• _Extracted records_

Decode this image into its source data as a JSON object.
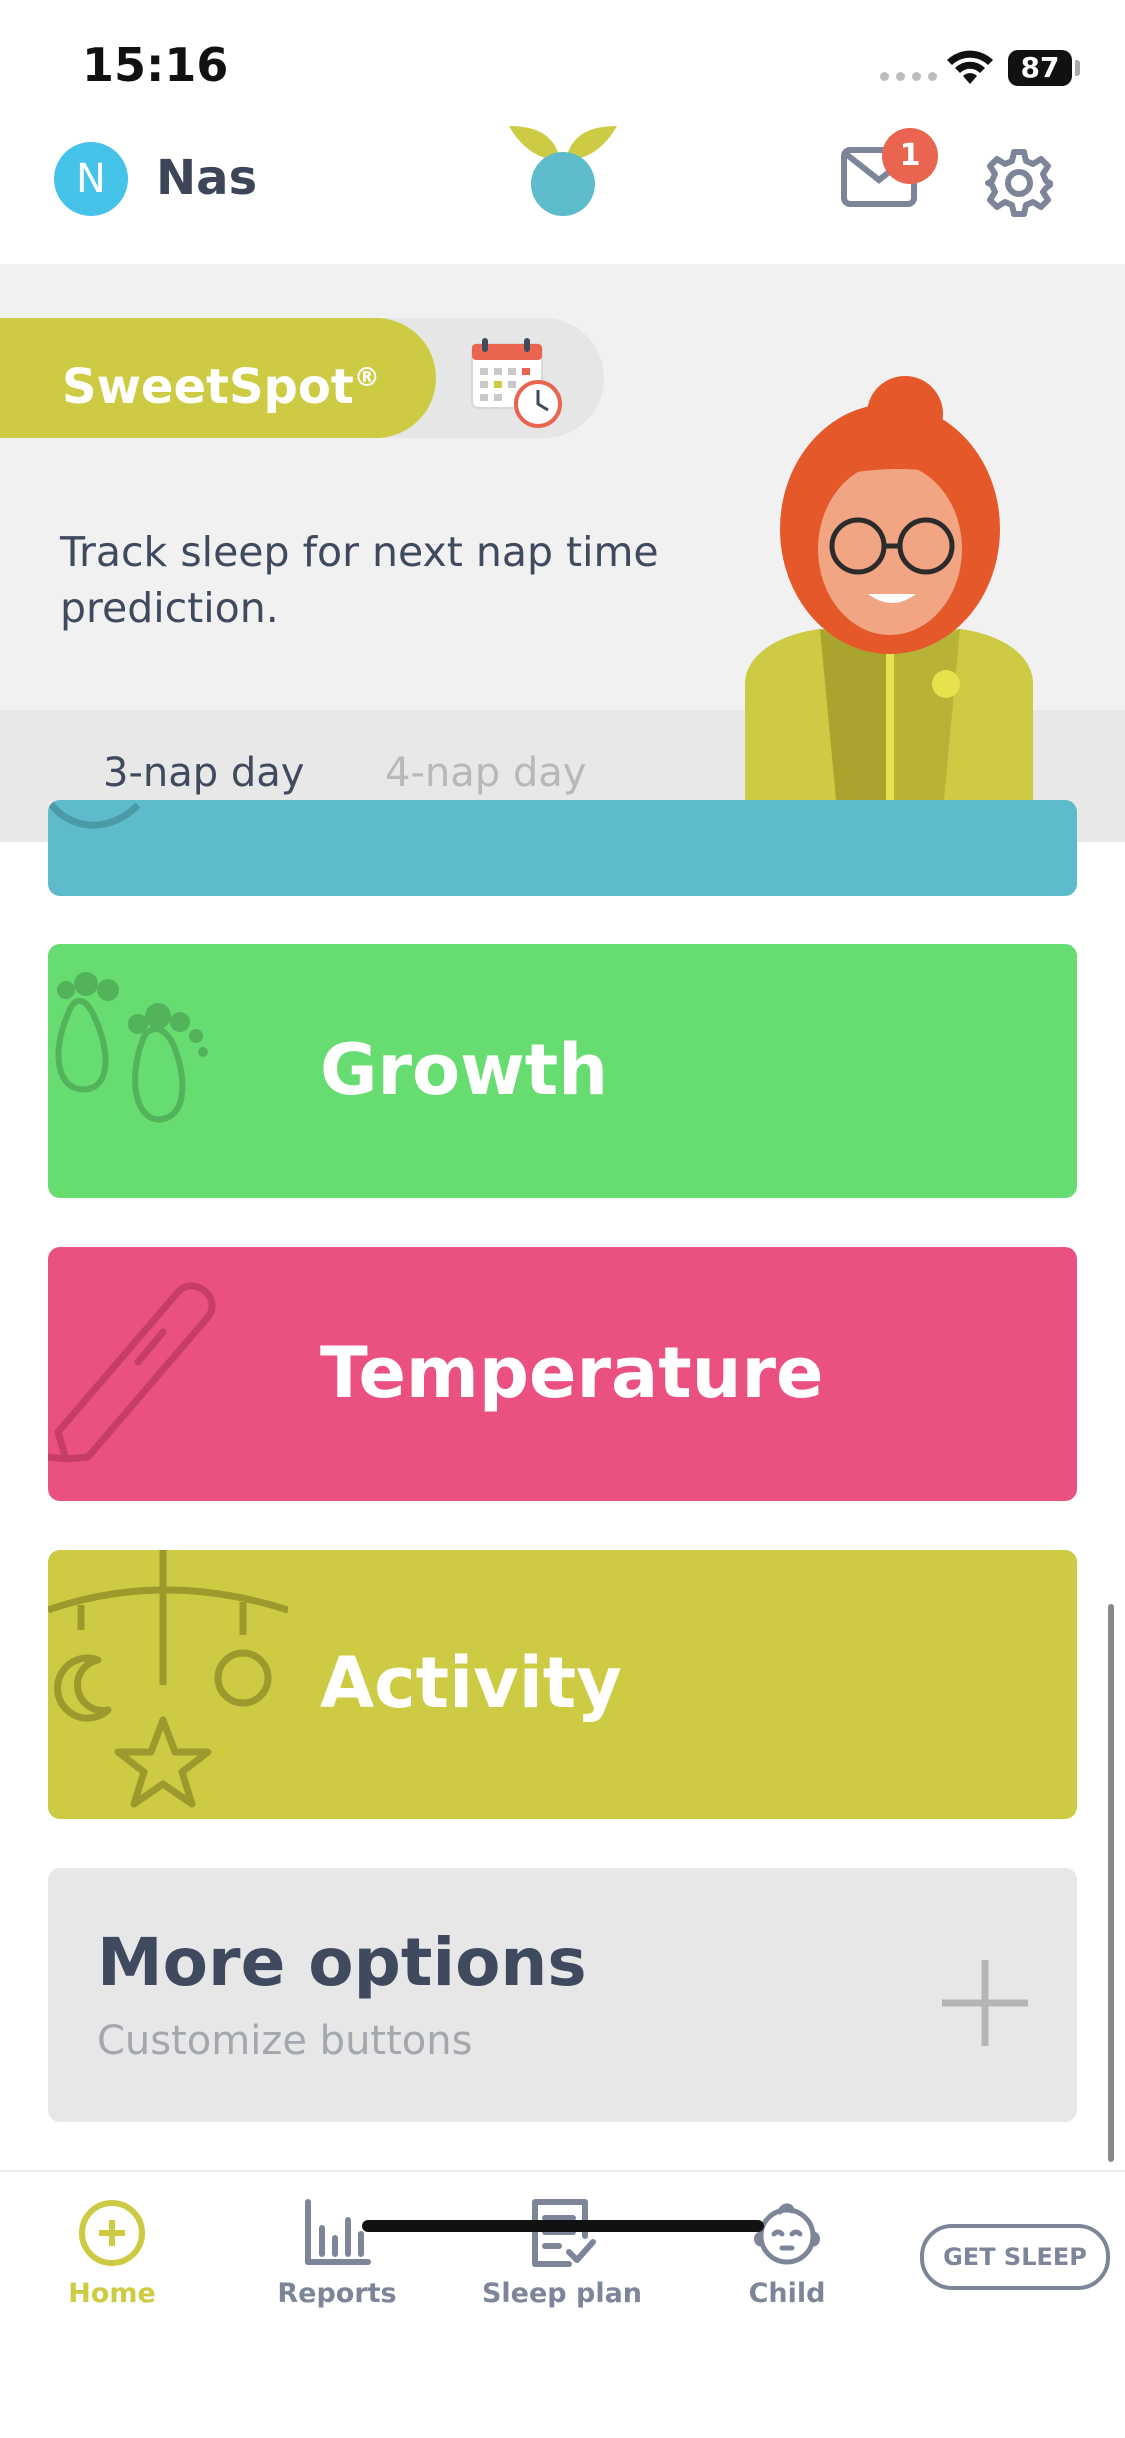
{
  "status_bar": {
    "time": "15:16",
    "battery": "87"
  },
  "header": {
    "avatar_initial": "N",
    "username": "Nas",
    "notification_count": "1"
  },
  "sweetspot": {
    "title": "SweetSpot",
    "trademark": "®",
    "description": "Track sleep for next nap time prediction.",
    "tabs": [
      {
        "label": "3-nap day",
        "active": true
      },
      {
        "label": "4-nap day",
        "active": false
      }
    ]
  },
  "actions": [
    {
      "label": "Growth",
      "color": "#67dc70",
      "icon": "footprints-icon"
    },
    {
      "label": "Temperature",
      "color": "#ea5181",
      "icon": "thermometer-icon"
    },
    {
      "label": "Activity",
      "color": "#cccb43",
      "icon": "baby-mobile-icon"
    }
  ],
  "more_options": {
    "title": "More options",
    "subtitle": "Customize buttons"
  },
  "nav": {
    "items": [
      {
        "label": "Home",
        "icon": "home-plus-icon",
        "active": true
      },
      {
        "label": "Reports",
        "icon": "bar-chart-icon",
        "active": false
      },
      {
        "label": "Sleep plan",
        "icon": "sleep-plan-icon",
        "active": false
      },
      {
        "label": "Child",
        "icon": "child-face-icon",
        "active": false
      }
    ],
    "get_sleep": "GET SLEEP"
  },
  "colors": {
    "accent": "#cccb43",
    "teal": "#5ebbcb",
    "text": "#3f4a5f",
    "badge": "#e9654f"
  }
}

• _PROBLEM DESCRIPTION_
Print the whole listing above once more, word for word, without its pictures.

• _RESULT FOR THIS EXERCISE_
Decode this image into its source data as a JSON object.
{
  "status_bar": {
    "time": "15:16",
    "battery": "87"
  },
  "header": {
    "avatar_initial": "N",
    "username": "Nas",
    "notification_count": "1"
  },
  "sweetspot": {
    "title": "SweetSpot",
    "trademark": "®",
    "description": "Track sleep for next nap time prediction.",
    "tabs": [
      {
        "label": "3-nap day",
        "active": true
      },
      {
        "label": "4-nap day",
        "active": false
      }
    ]
  },
  "actions": [
    {
      "label": "Growth",
      "color": "#67dc70",
      "icon": "footprints-icon"
    },
    {
      "label": "Temperature",
      "color": "#ea5181",
      "icon": "thermometer-icon"
    },
    {
      "label": "Activity",
      "color": "#cccb43",
      "icon": "baby-mobile-icon"
    }
  ],
  "more_options": {
    "title": "More options",
    "subtitle": "Customize buttons"
  },
  "nav": {
    "items": [
      {
        "label": "Home",
        "icon": "home-plus-icon",
        "active": true
      },
      {
        "label": "Reports",
        "icon": "bar-chart-icon",
        "active": false
      },
      {
        "label": "Sleep plan",
        "icon": "sleep-plan-icon",
        "active": false
      },
      {
        "label": "Child",
        "icon": "child-face-icon",
        "active": false
      }
    ],
    "get_sleep": "GET SLEEP"
  },
  "colors": {
    "accent": "#cccb43",
    "teal": "#5ebbcb",
    "text": "#3f4a5f",
    "badge": "#e9654f"
  }
}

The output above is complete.